(Stored data entries)
····················

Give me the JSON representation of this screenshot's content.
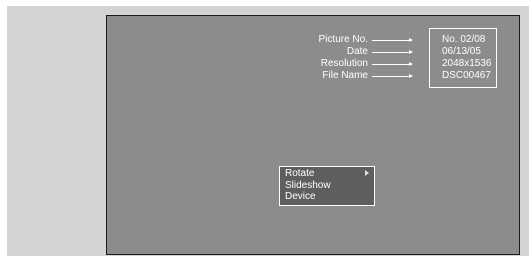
{
  "callouts": {
    "picture_no": "Picture No.",
    "date": "Date",
    "resolution": "Resolution",
    "file_name": "File Name"
  },
  "info": {
    "picture_no": "No. 02/08",
    "date": "06/13/05",
    "resolution": "2048x1536",
    "file_name": "DSC00467"
  },
  "menu": {
    "items": [
      "Rotate",
      "Slideshow",
      "Device"
    ],
    "submenu_icon": "play-triangle-icon"
  },
  "colors": {
    "background": "#d4d4d4",
    "screen": "#8c8c8c",
    "menu_fill": "#5e5e5e",
    "text": "#ffffff"
  }
}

····················

# Task description
Print the whole listing above once more, word for word, without its pictures.

# Exercise answer
Give me the JSON representation of this screenshot's content.
{
  "callouts": {
    "picture_no": "Picture No.",
    "date": "Date",
    "resolution": "Resolution",
    "file_name": "File Name"
  },
  "info": {
    "picture_no": "No. 02/08",
    "date": "06/13/05",
    "resolution": "2048x1536",
    "file_name": "DSC00467"
  },
  "menu": {
    "items": [
      "Rotate",
      "Slideshow",
      "Device"
    ],
    "submenu_icon": "play-triangle-icon"
  },
  "colors": {
    "background": "#d4d4d4",
    "screen": "#8c8c8c",
    "menu_fill": "#5e5e5e",
    "text": "#ffffff"
  }
}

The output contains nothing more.